EXERCISE -> Copy, from the entries below, each line where the word "JSON" can be found.

TASK MATERIAL ->

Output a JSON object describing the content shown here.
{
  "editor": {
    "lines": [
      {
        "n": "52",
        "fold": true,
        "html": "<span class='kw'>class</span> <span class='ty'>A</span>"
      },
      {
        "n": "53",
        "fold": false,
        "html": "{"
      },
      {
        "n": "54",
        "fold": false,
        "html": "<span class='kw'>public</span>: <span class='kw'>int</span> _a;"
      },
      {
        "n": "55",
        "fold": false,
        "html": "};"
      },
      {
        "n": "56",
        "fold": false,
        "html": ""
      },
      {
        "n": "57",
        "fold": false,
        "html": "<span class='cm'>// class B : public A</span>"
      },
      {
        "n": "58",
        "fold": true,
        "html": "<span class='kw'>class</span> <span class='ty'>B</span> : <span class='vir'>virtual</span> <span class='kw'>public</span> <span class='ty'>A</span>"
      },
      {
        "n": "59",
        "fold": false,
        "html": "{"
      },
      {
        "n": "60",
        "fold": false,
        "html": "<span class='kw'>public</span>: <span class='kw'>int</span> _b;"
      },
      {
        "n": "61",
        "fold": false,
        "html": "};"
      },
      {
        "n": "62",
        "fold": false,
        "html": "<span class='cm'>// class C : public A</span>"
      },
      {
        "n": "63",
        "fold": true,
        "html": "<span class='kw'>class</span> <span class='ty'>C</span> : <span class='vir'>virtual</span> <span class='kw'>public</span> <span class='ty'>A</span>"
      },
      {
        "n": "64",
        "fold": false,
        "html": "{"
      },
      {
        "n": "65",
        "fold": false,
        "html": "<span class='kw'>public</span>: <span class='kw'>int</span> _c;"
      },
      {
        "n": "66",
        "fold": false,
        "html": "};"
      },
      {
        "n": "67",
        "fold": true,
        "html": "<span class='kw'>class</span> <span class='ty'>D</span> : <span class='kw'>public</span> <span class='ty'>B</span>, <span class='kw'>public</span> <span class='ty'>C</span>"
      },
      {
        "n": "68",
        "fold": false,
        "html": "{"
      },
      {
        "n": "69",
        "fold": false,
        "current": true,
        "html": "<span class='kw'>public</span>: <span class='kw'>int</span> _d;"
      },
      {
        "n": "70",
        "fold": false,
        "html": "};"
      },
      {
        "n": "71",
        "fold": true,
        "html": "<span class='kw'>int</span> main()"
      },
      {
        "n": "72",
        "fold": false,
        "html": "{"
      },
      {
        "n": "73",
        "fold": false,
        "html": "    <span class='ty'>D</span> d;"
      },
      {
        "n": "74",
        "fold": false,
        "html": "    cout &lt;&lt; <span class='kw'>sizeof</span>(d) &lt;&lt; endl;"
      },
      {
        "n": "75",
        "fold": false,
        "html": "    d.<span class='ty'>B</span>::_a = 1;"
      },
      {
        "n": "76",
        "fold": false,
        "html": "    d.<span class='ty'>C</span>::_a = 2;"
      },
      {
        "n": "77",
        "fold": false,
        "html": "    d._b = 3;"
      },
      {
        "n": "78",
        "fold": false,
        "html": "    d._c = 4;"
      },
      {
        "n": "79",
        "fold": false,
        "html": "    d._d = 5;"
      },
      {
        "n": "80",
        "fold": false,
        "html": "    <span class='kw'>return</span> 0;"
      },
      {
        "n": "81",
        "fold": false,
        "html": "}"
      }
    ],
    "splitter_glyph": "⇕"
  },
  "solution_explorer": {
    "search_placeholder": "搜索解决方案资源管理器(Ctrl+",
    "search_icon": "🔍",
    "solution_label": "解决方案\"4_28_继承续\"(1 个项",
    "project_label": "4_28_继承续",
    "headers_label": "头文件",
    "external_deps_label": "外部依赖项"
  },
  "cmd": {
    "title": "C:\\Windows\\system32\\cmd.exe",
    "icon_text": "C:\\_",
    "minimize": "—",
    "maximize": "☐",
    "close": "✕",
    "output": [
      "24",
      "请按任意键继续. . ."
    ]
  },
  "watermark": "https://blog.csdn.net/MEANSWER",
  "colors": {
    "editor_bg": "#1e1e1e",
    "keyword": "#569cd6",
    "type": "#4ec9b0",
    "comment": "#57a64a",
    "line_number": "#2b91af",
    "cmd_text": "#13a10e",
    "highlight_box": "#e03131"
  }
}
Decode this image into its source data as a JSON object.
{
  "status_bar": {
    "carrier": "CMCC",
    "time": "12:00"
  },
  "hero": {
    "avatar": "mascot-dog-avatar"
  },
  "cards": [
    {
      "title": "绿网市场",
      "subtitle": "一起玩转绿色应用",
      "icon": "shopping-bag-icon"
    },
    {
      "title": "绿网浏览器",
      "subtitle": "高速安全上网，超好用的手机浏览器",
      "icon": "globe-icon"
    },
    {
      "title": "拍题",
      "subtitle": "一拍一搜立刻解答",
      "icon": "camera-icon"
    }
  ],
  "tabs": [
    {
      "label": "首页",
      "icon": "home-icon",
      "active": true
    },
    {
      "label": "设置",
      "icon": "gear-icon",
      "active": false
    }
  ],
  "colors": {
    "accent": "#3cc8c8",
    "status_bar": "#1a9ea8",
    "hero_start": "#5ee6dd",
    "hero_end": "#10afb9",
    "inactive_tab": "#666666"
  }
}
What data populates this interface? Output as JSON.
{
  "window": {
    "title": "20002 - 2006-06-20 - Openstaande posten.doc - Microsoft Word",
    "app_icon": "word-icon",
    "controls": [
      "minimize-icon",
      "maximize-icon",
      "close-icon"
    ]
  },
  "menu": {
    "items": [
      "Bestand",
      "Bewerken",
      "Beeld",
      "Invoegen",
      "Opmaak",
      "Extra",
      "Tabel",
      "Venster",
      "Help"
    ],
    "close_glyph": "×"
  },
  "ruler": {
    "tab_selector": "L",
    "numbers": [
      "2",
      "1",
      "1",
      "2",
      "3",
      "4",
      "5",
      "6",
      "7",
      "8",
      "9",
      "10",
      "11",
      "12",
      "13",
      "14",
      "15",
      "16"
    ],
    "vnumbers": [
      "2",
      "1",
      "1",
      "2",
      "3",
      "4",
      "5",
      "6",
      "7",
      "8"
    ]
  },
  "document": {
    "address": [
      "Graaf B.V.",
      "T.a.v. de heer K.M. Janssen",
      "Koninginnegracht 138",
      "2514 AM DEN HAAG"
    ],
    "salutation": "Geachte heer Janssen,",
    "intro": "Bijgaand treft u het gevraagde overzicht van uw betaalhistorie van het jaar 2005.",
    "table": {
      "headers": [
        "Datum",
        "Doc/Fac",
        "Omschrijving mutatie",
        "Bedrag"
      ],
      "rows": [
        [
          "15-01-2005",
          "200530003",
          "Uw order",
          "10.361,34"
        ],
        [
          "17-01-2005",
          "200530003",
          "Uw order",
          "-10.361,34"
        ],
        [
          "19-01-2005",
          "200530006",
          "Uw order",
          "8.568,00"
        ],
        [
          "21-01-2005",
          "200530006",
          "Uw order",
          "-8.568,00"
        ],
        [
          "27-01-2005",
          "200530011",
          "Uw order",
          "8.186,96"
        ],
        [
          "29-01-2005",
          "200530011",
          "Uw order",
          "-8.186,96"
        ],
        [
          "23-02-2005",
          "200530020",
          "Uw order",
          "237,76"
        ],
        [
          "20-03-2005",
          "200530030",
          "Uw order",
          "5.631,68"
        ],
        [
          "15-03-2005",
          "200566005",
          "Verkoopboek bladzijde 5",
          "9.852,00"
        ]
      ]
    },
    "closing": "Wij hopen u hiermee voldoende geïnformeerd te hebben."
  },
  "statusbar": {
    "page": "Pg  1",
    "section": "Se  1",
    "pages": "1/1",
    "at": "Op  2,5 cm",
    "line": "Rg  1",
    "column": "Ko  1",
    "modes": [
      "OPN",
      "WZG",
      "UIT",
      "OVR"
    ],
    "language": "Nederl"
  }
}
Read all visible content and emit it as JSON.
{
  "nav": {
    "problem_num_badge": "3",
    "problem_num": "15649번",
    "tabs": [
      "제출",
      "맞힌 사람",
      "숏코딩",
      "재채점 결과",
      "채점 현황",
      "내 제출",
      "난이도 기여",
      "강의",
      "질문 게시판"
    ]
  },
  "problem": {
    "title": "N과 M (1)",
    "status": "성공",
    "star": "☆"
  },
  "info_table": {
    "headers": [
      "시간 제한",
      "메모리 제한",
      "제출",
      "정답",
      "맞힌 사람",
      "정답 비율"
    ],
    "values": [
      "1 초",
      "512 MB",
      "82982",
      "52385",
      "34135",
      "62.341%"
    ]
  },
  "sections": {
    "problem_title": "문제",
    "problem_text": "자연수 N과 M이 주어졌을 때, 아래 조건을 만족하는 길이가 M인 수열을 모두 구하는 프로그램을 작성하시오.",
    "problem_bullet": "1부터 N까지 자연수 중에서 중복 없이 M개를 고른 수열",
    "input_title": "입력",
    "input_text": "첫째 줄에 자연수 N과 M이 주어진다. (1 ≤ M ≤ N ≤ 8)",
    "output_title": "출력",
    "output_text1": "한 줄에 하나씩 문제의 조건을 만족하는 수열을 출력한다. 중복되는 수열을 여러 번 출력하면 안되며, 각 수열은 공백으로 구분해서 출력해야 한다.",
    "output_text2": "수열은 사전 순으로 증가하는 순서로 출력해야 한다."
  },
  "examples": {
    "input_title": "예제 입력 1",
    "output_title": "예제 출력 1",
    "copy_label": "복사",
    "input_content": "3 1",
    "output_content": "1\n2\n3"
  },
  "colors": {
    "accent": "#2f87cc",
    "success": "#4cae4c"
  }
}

SOLUTION ->
Output a JSON object describing the content shown here.
Decode this image into its source data as a JSON object.
What data populates this interface? Output as JSON.
Read all visible content and emit it as JSON.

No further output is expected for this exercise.